Pick out all lines in the listing holding the string "value" and copy them.

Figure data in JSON

-- begin --

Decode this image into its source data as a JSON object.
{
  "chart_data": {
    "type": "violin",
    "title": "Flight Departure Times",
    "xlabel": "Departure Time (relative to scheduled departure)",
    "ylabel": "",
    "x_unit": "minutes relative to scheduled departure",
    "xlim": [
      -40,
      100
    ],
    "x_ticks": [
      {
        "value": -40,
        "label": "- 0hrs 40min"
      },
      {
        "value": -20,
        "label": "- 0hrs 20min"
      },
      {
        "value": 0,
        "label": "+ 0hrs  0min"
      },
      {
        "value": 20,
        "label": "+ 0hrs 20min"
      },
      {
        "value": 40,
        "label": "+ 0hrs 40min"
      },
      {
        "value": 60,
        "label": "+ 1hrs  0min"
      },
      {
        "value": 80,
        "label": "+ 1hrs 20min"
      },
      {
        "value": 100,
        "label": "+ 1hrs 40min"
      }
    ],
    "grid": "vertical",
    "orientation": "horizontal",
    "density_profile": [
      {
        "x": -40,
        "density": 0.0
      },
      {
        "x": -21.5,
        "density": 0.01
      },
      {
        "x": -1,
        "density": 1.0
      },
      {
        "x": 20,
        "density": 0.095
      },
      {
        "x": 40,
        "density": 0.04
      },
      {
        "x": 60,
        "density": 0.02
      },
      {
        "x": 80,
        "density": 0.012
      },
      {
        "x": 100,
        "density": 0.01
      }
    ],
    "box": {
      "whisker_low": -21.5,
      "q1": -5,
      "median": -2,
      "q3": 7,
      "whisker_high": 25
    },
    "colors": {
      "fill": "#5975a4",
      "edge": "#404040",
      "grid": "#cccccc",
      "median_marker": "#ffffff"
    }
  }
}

-- end --

- _THE COMPLETED TASK_
        "value": -40,
        "value": -20,
        "value": 0,
        "value": 20,
        "value": 40,
        "value": 60,
        "value": 80,
        "value": 100,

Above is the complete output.